* _What to do_: Reproduce the listing below character for character; drop every image.
— Start of Data for this exercise —
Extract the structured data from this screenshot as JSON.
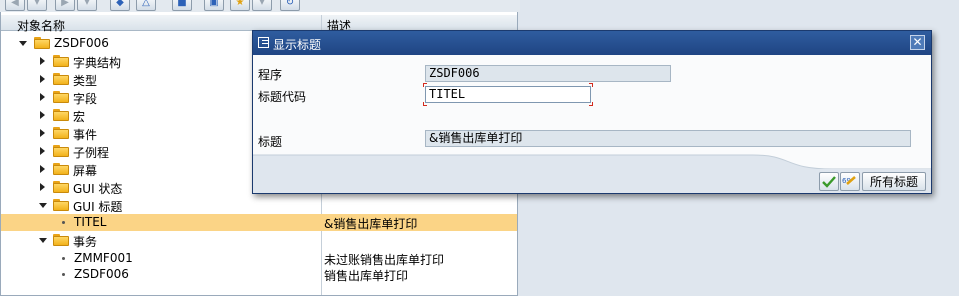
{
  "toolbar": {
    "buttons": [
      "back-icon",
      "forward-icon",
      "where-used-icon",
      "display-icon",
      "hierarchy-icon",
      "display-object-list-icon",
      "favorites-icon",
      "refresh-icon"
    ]
  },
  "tree": {
    "header": {
      "col_name": "对象名称",
      "col_desc": "描述"
    },
    "root": "ZSDF006",
    "nodes": [
      {
        "label": "字典结构"
      },
      {
        "label": "类型"
      },
      {
        "label": "字段"
      },
      {
        "label": "宏"
      },
      {
        "label": "事件"
      },
      {
        "label": "子例程"
      },
      {
        "label": "屏幕"
      },
      {
        "label": "GUI 状态"
      },
      {
        "label": "GUI 标题"
      }
    ],
    "gui_title_child": {
      "label": "TITEL",
      "desc": "&销售出库单打印"
    },
    "transactions": {
      "label": "事务",
      "items": [
        {
          "label": "ZMMF001",
          "desc": "未过账销售出库单打印"
        },
        {
          "label": "ZSDF006",
          "desc": "销售出库单打印"
        }
      ]
    },
    "selection_color": "#fbd486"
  },
  "dialog": {
    "title": "显示标题",
    "fields": {
      "program_label": "程序",
      "program_value": "ZSDF006",
      "title_code_label": "标题代码",
      "title_code_value": "TITEL",
      "title_label": "标题",
      "title_value": "&销售出库单打印"
    },
    "buttons": {
      "confirm": "continue-check-icon",
      "where_used": "where-used-icon",
      "all_titles": "所有标题"
    },
    "title_bar_color": "#24508f"
  }
}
— End of Data for this exercise —
* _Solution to this task_:
Extract the structured data from this screenshot as JSON.
{
  "toolbar": {
    "buttons": [
      "back-icon",
      "forward-icon",
      "where-used-icon",
      "display-icon",
      "hierarchy-icon",
      "display-object-list-icon",
      "favorites-icon",
      "refresh-icon"
    ]
  },
  "tree": {
    "header": {
      "col_name": "对象名称",
      "col_desc": "描述"
    },
    "root": "ZSDF006",
    "nodes": [
      {
        "label": "字典结构"
      },
      {
        "label": "类型"
      },
      {
        "label": "字段"
      },
      {
        "label": "宏"
      },
      {
        "label": "事件"
      },
      {
        "label": "子例程"
      },
      {
        "label": "屏幕"
      },
      {
        "label": "GUI 状态"
      },
      {
        "label": "GUI 标题"
      }
    ],
    "gui_title_child": {
      "label": "TITEL",
      "desc": "&销售出库单打印"
    },
    "transactions": {
      "label": "事务",
      "items": [
        {
          "label": "ZMMF001",
          "desc": "未过账销售出库单打印"
        },
        {
          "label": "ZSDF006",
          "desc": "销售出库单打印"
        }
      ]
    },
    "selection_color": "#fbd486"
  },
  "dialog": {
    "title": "显示标题",
    "fields": {
      "program_label": "程序",
      "program_value": "ZSDF006",
      "title_code_label": "标题代码",
      "title_code_value": "TITEL",
      "title_label": "标题",
      "title_value": "&销售出库单打印"
    },
    "buttons": {
      "confirm": "continue-check-icon",
      "where_used": "where-used-icon",
      "all_titles": "所有标题"
    },
    "title_bar_color": "#24508f"
  }
}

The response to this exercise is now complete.